* PROBLEM TO SOLVE: The exercise asks you to copy every line below in which "mutu" appears.

---

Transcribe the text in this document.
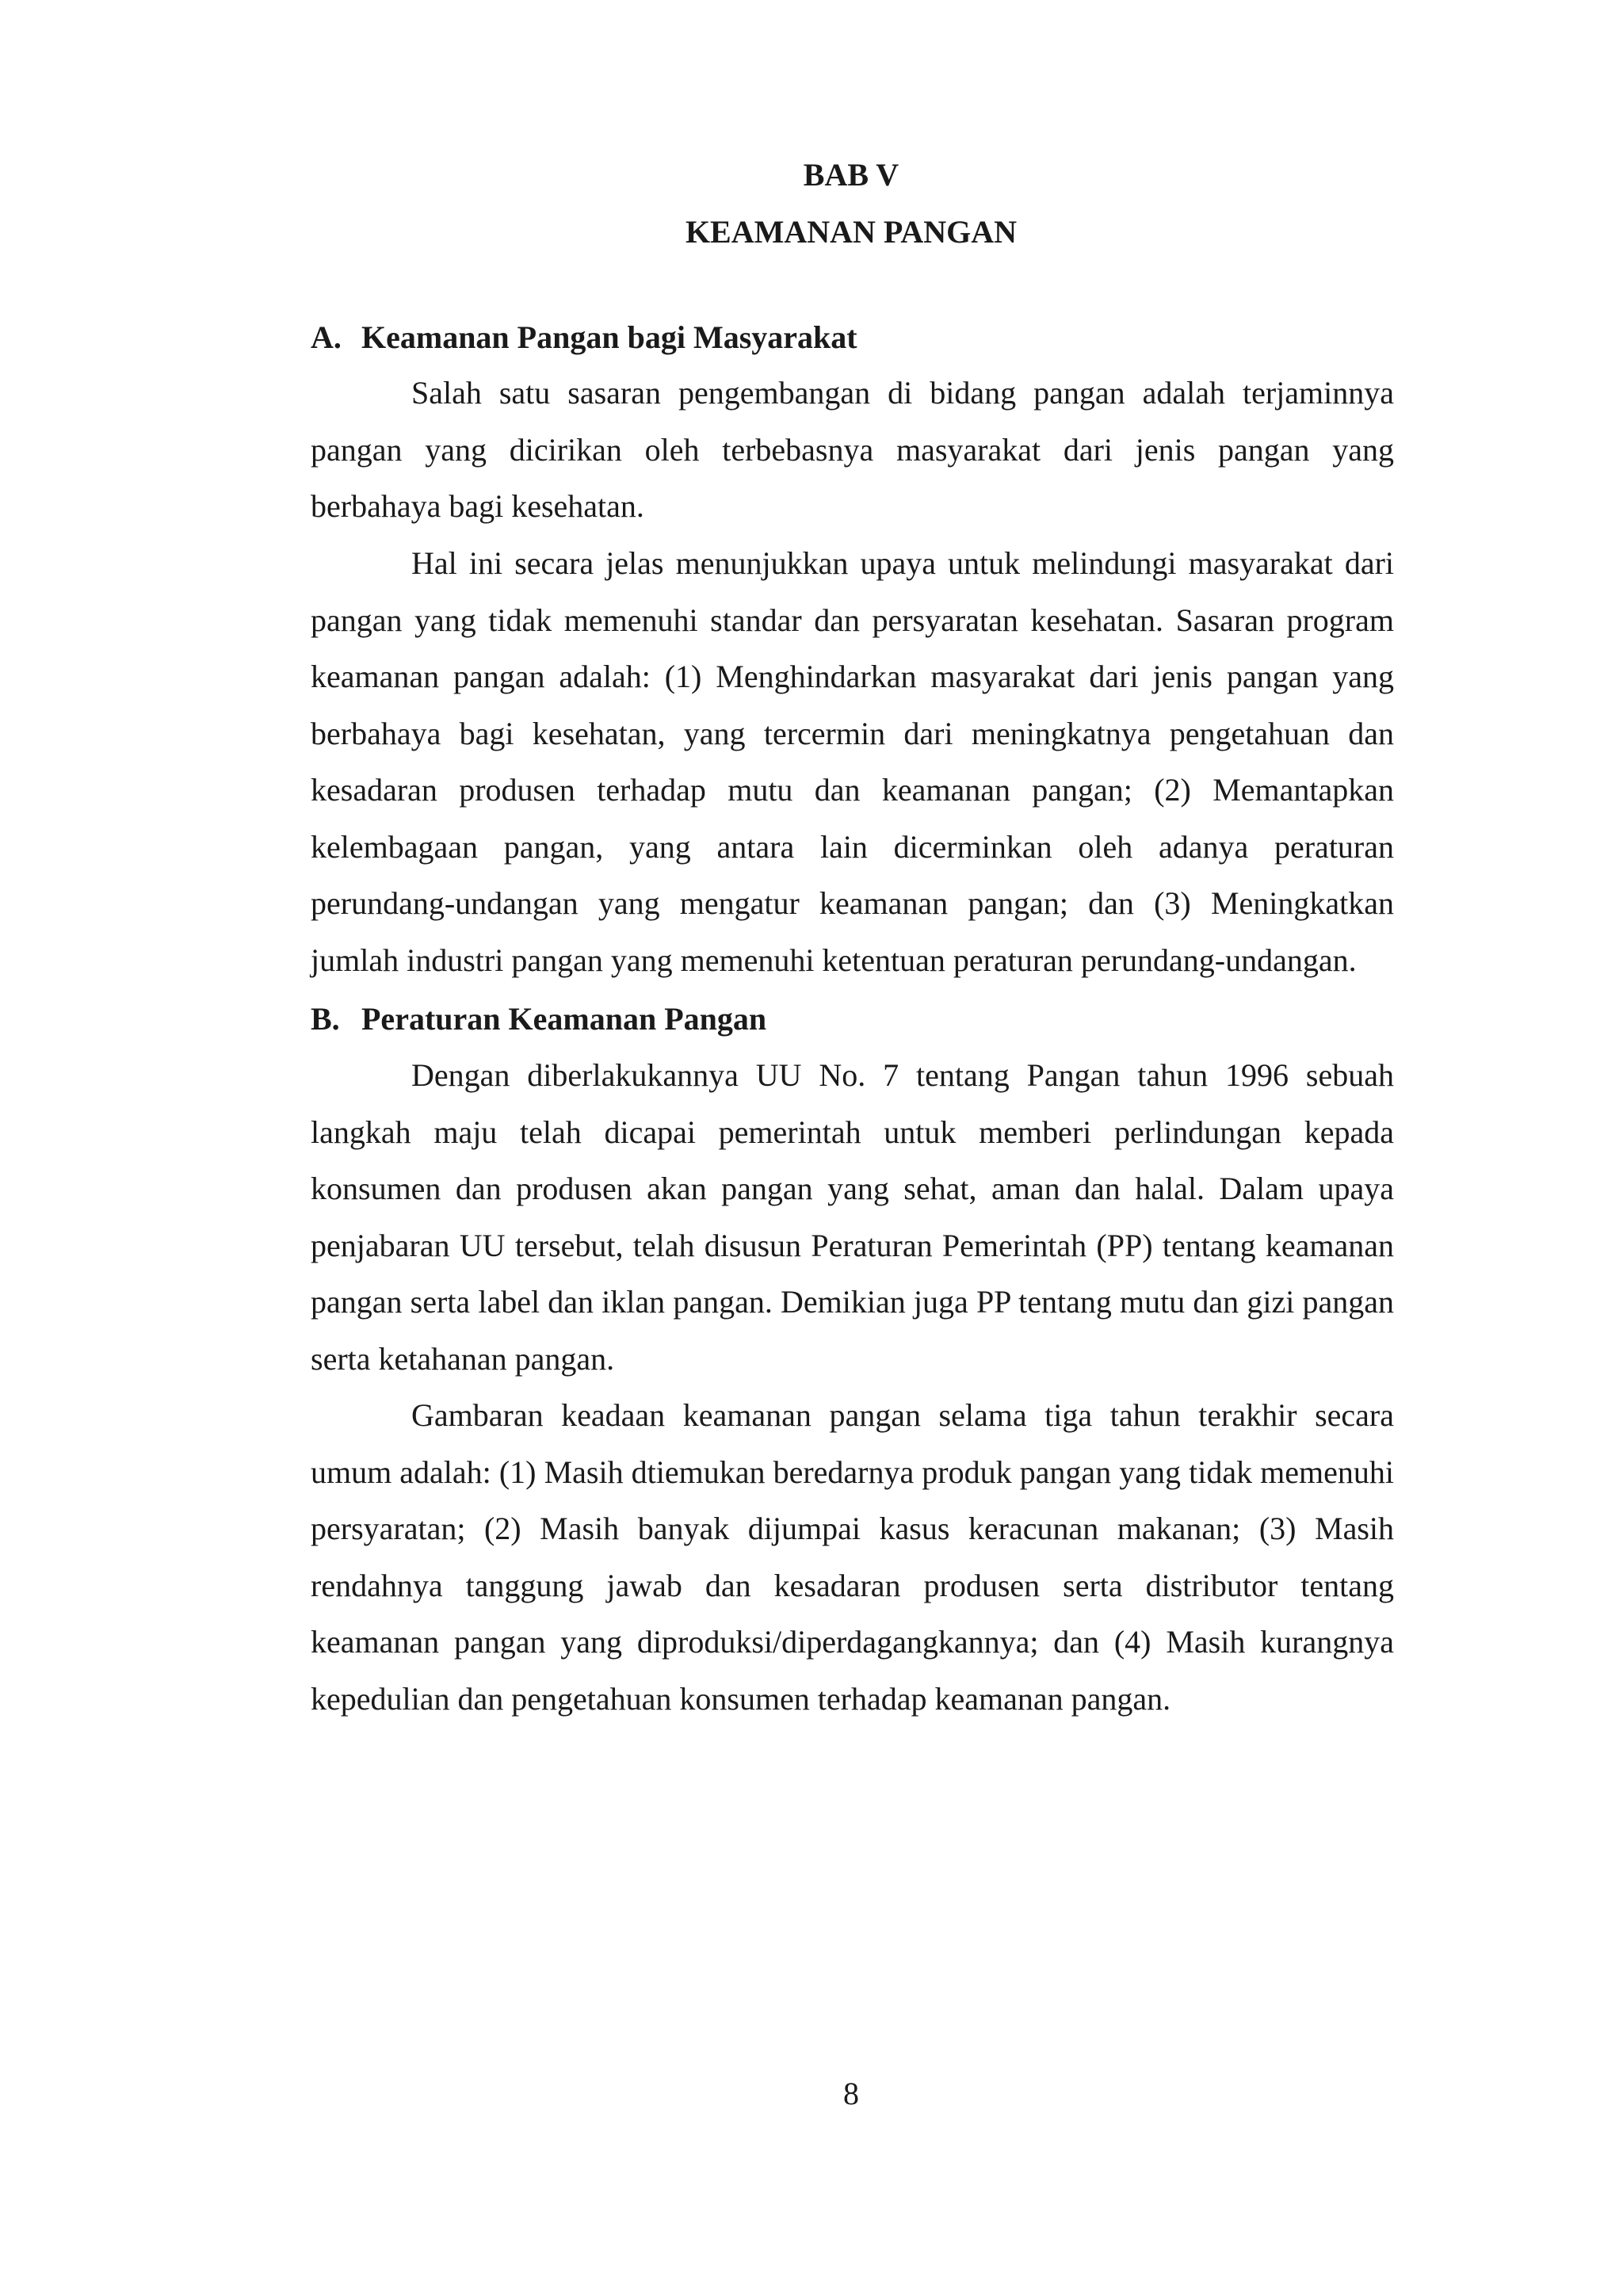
BAB V
KEAMANAN PANGAN
A. Keamanan Pangan bagi Masyarakat

Salah satu sasaran pengembangan di bidang pangan adalah terjaminnya pangan yang dicirikan oleh terbebasnya masyarakat dari jenis pangan yang berbahaya bagi kesehatan.

Hal ini secara jelas menunjukkan upaya untuk melindungi masyarakat dari pangan yang tidak memenuhi standar dan persyaratan kesehatan. Sasaran program keamanan pangan adalah: (1) Menghindarkan masyarakat dari jenis pangan yang berbahaya bagi kesehatan, yang tercermin dari meningkatnya pengetahuan dan kesadaran produsen terhadap mutu dan keamanan pangan; (2) Memantapkan kelembagaan pangan, yang antara lain dicerminkan oleh adanya peraturan perundang-undangan yang mengatur keamanan pangan; dan (3) Meningkatkan jumlah industri pangan yang memenuhi ketentuan peraturan perundang-undangan.

B. Peraturan Keamanan Pangan

Dengan diberlakukannya UU No. 7 tentang Pangan tahun 1996 sebuah langkah maju telah dicapai pemerintah untuk memberi perlindungan kepada konsumen dan produsen akan pangan yang sehat, aman dan halal. Dalam upaya penjabaran UU tersebut, telah disusun Peraturan Pemerintah (PP) tentang keamanan pangan serta label dan iklan pangan. Demikian juga PP tentang mutu dan gizi pangan serta ketahanan pangan.

Gambaran keadaan keamanan pangan selama tiga tahun terakhir secara umum adalah: (1) Masih dtiemukan beredarnya produk pangan yang tidak memenuhi persyaratan; (2) Masih banyak dijumpai kasus keracunan makanan; (3) Masih rendahnya tanggung jawab dan kesadaran produsen serta distributor tentang keamanan pangan yang diproduksi/diperdagangkannya; dan (4) Masih kurangnya kepedulian dan pengetahuan konsumen terhadap keamanan pangan.

8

---

* RESPONSE BELOW:
Hal ini secara jelas menunjukkan upaya untuk melindungi masyarakat dari pangan yang tidak memenuhi standar dan persyaratan kesehatan. Sasaran program keamanan pangan adalah: (1) Menghindarkan masyarakat dari jenis pangan yang berbahaya bagi kesehatan, yang tercermin dari meningkatnya pengetahuan dan kesadaran produsen terhadap mutu dan keamanan pangan; (2) Memantapkan kelembagaan pangan, yang antara lain dicerminkan oleh adanya peraturan perundang-undangan yang mengatur keamanan pangan; dan (3) Meningkatkan jumlah industri pangan yang memenuhi ketentuan peraturan perundang-undangan.
Dengan diberlakukannya UU No. 7 tentang Pangan tahun 1996 sebuah langkah maju telah dicapai pemerintah untuk memberi perlindungan kepada konsumen dan produsen akan pangan yang sehat, aman dan halal. Dalam upaya penjabaran UU tersebut, telah disusun Peraturan Pemerintah (PP) tentang keamanan pangan serta label dan iklan pangan. Demikian juga PP tentang mutu dan gizi pangan serta ketahanan pangan.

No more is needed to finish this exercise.